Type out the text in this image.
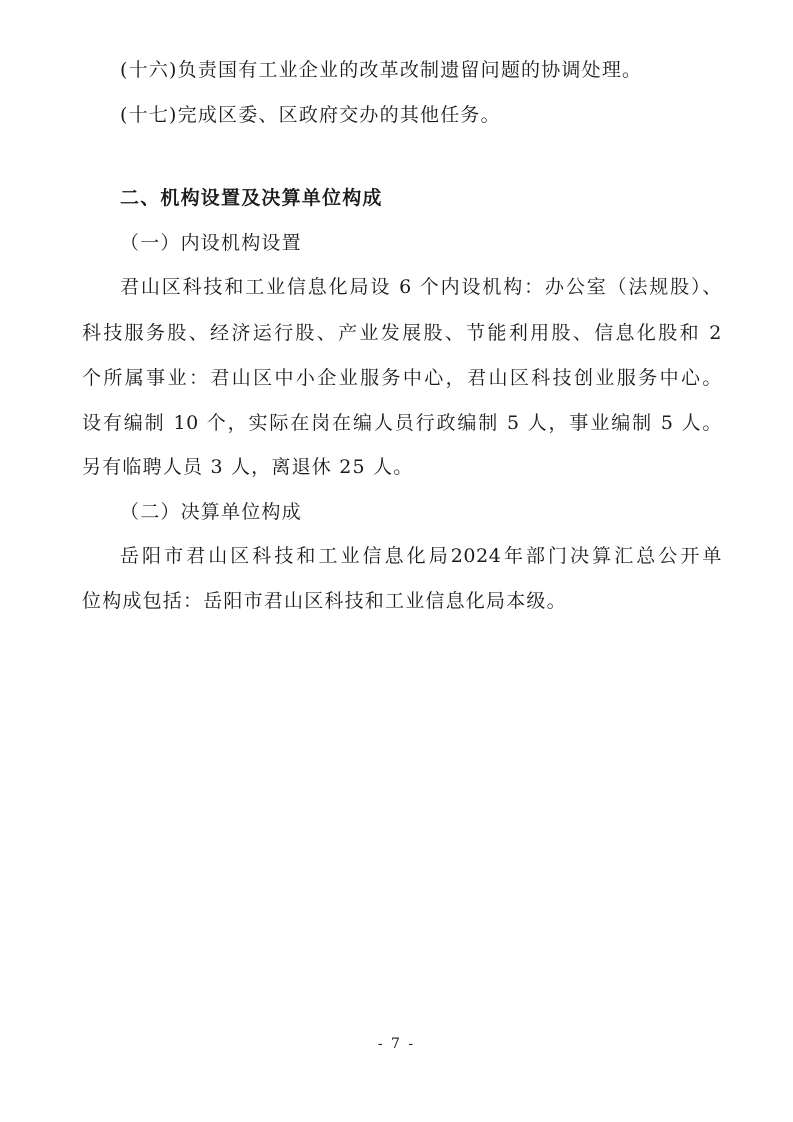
(十六)负责国有工业企业的改革改制遗留问题的协调处理。
(十七)完成区委、区政府交办的其他任务。
二、机构设置及决算单位构成
（一）内设机构设置
君山区科技和工业信息化局设 6 个内设机构：办公室（法规股）、
科技服务股、经济运行股、产业发展股、节能利用股、信息化股和 2
个所属事业：君山区中小企业服务中心，君山区科技创业服务中心。
设有编制 10 个，实际在岗在编人员行政编制 5 人，事业编制 5 人。
另有临聘人员 3 人，离退休 25 人。
（二）决算单位构成
岳阳市君山区科技和工业信息化局2024年部门决算汇总公开单
位构成包括：岳阳市君山区科技和工业信息化局本级。
- 7 -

--------------------------------------------------

**Written problem**
Except for the pictures, print the data above exactly.

**Full response**
Type out the text in this image.
(十六)负责国有工业企业的改革改制遗留问题的协调处理。
(十七)完成区委、区政府交办的其他任务。
二、机构设置及决算单位构成
（一）内设机构设置
君山区科技和工业信息化局设 6 个内设机构：办公室（法规股）、
科技服务股、经济运行股、产业发展股、节能利用股、信息化股和 2
个所属事业：君山区中小企业服务中心，君山区科技创业服务中心。
设有编制 10 个，实际在岗在编人员行政编制 5 人，事业编制 5 人。
另有临聘人员 3 人，离退休 25 人。
（二）决算单位构成
岳阳市君山区科技和工业信息化局2024年部门决算汇总公开单
位构成包括：岳阳市君山区科技和工业信息化局本级。
- 7 -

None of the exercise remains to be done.